[Stored items]

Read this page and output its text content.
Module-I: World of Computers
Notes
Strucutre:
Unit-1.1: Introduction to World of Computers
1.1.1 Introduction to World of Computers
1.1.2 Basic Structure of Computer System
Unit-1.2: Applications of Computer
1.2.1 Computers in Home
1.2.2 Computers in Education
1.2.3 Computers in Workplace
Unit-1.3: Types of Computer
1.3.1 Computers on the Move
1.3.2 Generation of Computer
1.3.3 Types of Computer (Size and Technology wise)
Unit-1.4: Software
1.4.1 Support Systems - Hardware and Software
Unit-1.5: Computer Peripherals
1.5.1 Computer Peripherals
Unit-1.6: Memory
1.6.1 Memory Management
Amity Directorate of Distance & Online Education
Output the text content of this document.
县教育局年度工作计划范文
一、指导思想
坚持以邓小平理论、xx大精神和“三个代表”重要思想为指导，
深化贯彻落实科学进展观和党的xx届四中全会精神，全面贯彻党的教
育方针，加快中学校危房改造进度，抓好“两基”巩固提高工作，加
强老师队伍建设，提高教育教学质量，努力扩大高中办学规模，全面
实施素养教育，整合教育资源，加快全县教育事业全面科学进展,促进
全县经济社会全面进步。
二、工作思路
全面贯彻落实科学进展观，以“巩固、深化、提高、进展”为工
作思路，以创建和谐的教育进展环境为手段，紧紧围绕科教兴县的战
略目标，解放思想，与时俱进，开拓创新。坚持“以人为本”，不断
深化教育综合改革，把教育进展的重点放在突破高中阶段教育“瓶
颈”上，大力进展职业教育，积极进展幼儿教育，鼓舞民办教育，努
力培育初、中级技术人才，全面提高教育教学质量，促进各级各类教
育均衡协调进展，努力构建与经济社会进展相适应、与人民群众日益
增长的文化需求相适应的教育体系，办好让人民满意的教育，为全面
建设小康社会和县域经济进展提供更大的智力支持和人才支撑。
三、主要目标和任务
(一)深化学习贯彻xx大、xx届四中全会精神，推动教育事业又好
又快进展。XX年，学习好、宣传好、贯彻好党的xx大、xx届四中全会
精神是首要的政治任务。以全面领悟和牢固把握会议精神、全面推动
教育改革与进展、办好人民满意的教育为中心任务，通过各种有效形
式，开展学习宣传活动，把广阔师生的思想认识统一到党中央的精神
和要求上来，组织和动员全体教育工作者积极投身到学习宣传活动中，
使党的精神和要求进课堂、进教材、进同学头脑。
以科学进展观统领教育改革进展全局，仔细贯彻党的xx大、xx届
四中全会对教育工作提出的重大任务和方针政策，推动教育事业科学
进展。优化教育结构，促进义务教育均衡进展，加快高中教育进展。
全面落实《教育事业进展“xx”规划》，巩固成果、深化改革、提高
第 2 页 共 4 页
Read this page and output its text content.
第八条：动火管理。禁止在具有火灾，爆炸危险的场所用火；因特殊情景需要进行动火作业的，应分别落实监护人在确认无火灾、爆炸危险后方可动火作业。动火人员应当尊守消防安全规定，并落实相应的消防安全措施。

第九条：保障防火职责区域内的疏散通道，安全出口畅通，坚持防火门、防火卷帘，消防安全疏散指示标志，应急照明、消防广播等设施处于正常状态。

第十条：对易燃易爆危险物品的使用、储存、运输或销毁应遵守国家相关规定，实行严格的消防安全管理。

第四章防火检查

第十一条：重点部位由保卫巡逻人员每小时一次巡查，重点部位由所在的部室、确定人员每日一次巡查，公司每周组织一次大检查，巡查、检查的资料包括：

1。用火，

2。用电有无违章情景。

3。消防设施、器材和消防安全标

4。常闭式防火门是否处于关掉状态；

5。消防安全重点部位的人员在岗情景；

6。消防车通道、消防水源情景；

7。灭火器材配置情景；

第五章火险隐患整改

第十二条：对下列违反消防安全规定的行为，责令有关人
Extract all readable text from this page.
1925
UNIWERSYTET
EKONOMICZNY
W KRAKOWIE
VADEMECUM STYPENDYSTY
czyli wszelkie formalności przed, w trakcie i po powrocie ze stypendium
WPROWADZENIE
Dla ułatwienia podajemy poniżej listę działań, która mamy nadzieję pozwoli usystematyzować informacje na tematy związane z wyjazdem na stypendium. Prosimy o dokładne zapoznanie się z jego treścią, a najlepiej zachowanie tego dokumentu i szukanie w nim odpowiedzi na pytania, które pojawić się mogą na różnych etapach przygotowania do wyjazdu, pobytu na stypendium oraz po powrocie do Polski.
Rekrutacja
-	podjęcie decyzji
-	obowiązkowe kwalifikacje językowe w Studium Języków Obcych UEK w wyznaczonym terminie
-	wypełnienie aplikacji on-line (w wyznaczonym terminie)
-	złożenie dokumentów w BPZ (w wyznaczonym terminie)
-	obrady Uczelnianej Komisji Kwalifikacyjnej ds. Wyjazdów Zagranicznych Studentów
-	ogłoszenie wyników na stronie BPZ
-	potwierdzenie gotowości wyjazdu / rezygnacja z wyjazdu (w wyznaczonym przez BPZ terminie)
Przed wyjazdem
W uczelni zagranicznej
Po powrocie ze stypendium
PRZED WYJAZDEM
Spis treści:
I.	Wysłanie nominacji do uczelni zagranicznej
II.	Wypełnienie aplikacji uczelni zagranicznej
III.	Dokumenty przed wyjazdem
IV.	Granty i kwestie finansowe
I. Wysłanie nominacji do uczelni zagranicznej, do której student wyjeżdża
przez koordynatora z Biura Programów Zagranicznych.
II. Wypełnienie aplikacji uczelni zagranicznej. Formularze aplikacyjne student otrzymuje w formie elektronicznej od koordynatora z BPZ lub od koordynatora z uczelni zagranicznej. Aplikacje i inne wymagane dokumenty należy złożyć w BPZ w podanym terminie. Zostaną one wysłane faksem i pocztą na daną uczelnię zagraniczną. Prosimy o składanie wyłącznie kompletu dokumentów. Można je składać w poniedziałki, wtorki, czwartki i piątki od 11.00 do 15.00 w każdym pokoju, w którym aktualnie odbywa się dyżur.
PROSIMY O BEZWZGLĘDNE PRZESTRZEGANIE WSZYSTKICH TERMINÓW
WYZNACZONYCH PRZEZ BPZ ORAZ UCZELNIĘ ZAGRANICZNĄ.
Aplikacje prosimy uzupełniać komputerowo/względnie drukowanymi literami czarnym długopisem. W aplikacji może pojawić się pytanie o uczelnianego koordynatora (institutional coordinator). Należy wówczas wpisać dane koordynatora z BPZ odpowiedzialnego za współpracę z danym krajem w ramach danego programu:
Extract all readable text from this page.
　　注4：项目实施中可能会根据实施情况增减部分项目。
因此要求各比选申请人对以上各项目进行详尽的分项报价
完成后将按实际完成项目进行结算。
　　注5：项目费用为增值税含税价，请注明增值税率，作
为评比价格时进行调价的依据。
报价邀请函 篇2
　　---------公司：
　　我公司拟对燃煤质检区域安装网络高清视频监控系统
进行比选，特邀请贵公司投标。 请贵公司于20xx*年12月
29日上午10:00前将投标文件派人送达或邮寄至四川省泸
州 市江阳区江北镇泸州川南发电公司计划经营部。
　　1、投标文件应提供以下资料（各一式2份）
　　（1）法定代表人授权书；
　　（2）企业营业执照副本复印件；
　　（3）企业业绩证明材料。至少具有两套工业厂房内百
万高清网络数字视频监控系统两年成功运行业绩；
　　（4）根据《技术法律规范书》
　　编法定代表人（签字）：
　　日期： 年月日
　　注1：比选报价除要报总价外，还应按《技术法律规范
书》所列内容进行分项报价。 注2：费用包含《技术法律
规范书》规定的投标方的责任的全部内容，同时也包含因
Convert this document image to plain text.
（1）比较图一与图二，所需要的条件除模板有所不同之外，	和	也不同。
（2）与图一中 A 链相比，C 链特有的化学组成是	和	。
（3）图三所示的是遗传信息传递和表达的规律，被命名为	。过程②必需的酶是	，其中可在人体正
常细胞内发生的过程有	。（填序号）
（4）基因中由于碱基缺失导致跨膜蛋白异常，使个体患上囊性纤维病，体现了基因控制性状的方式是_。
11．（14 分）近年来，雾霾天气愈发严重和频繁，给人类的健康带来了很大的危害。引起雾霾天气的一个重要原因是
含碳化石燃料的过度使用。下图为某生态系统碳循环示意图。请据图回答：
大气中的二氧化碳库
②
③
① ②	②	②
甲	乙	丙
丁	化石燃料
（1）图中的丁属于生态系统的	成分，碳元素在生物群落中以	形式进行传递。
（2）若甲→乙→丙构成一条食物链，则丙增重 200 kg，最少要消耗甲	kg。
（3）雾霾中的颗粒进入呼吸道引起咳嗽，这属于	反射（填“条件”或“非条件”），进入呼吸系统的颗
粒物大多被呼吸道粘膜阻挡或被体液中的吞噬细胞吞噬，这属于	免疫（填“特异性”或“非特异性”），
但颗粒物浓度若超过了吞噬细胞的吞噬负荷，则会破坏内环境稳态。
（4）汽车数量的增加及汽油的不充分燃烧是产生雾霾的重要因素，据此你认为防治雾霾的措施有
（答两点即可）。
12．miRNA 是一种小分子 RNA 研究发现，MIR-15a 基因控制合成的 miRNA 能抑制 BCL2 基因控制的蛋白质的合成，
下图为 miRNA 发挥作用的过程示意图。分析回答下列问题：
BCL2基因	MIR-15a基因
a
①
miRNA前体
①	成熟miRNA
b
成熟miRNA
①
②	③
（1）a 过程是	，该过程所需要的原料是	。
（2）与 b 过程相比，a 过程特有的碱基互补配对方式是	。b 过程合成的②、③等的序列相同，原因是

● **Job**
Using the material above, report each line where "zagranicznej" occurs.

● **Solution to this problem**
W uczelni zagranicznej
I.	Wysłanie nominacji do uczelni zagranicznej
II.	Wypełnienie aplikacji uczelni zagranicznej
I. Wysłanie nominacji do uczelni zagranicznej, do której student wyjeżdża
II. Wypełnienie aplikacji uczelni zagranicznej. Formularze aplikacyjne student otrzymuje w formie elektronicznej od koordynatora z BPZ lub od koordynatora z uczelni zagranicznej. Aplikacje i inne wymagane dokumenty należy złożyć w BPZ w podanym terminie. Zostaną one wysłane faksem i pocztą na daną uczelnię zagraniczną. Prosimy o składanie wyłącznie kompletu dokumentów. Można je składać w poniedziałki, wtorki, czwartki i piątki od 11.00 do 15.00 w każdym pokoju, w którym aktualnie odbywa się dyżur.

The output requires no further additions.